* **PROBLEM TO WORK ON**
What is the count of lines that hold the word "фасада"? Give only the number.

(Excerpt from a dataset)
-------

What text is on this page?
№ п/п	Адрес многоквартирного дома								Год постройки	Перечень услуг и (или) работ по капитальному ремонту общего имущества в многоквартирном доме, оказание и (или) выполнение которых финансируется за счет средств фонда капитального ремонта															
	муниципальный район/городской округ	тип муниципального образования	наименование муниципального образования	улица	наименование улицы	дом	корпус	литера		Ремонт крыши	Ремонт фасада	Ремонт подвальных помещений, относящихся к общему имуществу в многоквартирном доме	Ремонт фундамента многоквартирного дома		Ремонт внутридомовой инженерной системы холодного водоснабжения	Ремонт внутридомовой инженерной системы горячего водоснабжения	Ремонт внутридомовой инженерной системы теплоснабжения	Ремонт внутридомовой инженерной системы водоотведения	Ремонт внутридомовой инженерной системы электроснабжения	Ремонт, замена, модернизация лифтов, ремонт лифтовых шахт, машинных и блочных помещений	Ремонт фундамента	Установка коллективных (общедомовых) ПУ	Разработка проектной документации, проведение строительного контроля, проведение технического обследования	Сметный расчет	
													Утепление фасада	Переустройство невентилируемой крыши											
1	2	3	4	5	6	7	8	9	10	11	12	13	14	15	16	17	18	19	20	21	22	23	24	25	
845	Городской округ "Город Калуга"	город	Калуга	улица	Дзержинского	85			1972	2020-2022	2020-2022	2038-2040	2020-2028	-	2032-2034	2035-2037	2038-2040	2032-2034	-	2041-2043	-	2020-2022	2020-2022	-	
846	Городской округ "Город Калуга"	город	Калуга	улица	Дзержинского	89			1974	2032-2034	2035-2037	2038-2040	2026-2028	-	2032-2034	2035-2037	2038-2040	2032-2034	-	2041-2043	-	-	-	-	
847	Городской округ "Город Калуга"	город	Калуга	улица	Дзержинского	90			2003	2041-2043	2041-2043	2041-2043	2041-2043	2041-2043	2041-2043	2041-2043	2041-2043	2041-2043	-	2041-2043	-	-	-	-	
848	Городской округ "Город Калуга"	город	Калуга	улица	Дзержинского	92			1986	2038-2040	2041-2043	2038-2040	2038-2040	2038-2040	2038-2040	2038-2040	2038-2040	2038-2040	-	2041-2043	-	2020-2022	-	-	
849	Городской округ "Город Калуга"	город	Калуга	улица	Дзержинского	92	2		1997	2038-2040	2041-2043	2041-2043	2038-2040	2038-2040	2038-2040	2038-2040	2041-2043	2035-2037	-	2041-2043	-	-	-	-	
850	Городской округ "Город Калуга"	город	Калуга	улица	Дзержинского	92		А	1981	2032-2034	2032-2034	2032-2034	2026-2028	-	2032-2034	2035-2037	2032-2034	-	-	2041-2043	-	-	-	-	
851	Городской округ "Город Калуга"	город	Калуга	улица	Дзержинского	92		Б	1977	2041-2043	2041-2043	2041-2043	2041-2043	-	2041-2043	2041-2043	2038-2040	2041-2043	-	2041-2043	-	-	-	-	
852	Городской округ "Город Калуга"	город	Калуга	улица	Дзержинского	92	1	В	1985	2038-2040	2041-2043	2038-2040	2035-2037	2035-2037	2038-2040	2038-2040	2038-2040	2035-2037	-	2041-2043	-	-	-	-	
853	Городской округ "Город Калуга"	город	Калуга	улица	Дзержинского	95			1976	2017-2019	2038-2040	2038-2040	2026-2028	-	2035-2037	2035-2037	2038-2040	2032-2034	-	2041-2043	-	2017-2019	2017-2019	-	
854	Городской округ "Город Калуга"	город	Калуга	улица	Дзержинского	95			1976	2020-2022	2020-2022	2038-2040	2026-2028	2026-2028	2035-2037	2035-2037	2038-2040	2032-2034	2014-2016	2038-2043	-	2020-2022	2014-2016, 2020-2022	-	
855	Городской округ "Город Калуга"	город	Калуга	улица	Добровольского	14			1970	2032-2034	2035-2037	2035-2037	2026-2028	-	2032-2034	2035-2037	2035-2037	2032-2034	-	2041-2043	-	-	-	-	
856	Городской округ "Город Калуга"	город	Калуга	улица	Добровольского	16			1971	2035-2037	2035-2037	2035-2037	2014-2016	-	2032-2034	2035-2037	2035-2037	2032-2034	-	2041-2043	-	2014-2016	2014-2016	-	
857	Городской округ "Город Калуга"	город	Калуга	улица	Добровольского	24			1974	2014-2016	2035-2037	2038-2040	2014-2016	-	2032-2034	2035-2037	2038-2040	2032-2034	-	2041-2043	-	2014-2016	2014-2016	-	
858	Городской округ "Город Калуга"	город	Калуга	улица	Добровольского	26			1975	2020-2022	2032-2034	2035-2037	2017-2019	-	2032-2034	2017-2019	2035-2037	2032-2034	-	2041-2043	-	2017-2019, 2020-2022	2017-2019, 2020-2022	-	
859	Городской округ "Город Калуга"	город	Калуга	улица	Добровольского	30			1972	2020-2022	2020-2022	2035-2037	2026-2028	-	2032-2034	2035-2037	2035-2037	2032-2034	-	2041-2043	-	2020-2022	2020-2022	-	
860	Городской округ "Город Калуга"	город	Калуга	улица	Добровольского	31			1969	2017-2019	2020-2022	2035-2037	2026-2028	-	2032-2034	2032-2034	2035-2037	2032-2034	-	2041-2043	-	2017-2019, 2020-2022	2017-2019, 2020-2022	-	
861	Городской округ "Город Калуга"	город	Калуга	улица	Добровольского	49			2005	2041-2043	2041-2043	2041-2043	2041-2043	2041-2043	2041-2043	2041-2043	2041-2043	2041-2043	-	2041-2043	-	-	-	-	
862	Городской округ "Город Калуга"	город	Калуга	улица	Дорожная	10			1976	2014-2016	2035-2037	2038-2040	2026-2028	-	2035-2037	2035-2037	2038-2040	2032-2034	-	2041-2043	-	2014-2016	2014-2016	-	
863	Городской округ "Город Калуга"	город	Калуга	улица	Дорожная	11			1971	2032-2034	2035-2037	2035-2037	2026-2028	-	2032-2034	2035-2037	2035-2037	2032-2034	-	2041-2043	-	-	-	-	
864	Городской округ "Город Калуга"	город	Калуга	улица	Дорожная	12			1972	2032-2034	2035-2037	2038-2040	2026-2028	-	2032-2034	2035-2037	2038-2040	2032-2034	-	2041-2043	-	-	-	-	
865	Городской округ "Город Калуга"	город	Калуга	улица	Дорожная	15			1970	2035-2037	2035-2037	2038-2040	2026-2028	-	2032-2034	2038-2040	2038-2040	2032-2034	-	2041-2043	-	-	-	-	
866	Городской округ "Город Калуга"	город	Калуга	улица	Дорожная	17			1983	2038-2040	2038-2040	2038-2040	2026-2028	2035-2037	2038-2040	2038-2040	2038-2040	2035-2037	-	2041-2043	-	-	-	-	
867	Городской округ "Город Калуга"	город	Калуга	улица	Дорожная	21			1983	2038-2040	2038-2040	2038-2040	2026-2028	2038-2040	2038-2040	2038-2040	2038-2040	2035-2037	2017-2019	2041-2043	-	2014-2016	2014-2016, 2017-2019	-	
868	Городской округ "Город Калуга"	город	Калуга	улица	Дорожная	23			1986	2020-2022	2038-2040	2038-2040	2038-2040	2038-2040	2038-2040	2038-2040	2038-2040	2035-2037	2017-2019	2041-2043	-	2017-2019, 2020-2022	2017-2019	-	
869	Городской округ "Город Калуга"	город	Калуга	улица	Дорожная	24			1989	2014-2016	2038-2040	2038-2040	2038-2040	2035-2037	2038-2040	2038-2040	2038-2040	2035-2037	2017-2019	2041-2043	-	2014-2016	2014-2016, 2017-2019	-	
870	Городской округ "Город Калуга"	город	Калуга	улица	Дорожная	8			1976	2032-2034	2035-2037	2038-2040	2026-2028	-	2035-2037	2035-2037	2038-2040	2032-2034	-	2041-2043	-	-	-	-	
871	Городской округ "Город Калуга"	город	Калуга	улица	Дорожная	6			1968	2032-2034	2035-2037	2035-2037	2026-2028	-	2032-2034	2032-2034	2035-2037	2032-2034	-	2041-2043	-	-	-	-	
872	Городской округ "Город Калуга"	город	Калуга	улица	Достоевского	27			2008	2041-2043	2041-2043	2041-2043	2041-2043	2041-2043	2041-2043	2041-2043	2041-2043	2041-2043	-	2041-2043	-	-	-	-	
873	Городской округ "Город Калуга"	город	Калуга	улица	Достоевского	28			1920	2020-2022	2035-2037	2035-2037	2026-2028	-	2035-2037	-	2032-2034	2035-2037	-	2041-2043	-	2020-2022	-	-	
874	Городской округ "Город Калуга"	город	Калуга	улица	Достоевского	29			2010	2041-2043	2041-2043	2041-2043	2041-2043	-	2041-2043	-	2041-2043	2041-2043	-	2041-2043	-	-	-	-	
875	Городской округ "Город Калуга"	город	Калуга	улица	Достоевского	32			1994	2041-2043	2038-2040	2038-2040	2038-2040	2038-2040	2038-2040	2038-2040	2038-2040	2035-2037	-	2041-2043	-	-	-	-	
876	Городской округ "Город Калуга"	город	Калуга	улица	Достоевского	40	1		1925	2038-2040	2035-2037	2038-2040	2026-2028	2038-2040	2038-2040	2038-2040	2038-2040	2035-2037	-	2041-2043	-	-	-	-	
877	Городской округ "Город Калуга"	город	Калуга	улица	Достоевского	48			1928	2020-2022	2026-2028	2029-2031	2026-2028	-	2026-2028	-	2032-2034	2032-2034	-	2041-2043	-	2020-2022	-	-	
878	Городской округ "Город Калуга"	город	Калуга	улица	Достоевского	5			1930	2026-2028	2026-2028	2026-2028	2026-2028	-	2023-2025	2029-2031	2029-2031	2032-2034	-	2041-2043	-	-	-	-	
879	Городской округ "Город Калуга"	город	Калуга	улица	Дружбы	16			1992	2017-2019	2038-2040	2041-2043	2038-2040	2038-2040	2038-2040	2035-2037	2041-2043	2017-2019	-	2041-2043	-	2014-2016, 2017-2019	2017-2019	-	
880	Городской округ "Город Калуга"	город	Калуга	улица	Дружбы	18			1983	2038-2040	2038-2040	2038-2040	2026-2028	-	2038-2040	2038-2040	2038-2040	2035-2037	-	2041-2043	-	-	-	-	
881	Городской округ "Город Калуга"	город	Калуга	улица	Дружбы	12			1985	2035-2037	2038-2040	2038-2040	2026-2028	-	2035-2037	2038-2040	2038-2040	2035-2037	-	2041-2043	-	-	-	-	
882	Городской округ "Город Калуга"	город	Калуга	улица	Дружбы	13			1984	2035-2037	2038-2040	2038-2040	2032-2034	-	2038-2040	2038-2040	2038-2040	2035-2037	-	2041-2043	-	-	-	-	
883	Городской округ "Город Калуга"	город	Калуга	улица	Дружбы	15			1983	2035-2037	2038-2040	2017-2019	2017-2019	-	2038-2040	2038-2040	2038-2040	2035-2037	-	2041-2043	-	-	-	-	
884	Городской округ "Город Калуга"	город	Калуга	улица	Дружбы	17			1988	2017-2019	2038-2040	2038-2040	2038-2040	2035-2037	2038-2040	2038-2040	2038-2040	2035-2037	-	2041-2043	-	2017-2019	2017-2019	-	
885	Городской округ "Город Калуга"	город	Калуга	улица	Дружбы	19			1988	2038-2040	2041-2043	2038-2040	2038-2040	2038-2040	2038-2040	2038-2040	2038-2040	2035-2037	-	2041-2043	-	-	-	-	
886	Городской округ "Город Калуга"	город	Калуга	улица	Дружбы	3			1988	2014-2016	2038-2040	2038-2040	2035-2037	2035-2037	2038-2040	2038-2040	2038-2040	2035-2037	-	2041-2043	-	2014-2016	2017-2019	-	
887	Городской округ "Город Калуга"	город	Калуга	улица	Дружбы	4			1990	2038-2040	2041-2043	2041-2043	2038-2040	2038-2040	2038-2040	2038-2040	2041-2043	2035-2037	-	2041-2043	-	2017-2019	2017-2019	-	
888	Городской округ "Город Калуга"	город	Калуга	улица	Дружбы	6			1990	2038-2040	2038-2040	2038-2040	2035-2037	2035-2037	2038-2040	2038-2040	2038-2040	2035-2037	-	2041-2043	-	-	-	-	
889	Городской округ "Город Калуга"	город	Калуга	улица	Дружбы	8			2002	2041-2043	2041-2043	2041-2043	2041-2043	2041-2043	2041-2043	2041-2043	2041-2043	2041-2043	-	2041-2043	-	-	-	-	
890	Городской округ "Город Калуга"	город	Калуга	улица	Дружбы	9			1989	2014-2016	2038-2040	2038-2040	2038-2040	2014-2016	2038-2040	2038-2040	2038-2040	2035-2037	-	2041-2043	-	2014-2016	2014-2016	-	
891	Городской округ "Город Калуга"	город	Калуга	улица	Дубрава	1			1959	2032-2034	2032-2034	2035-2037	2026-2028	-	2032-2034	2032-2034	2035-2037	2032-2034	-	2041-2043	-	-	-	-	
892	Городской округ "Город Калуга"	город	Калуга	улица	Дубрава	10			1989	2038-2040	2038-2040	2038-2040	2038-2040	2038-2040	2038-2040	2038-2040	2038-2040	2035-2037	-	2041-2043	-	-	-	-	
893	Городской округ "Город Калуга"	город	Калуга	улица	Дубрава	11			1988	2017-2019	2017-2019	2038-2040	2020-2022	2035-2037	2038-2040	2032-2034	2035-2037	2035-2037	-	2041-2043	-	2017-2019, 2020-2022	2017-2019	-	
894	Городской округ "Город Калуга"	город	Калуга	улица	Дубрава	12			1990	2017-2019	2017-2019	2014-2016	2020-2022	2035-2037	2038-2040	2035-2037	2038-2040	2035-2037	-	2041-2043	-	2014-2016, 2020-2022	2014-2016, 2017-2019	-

-------

* **REPLY TO THE TASK**
2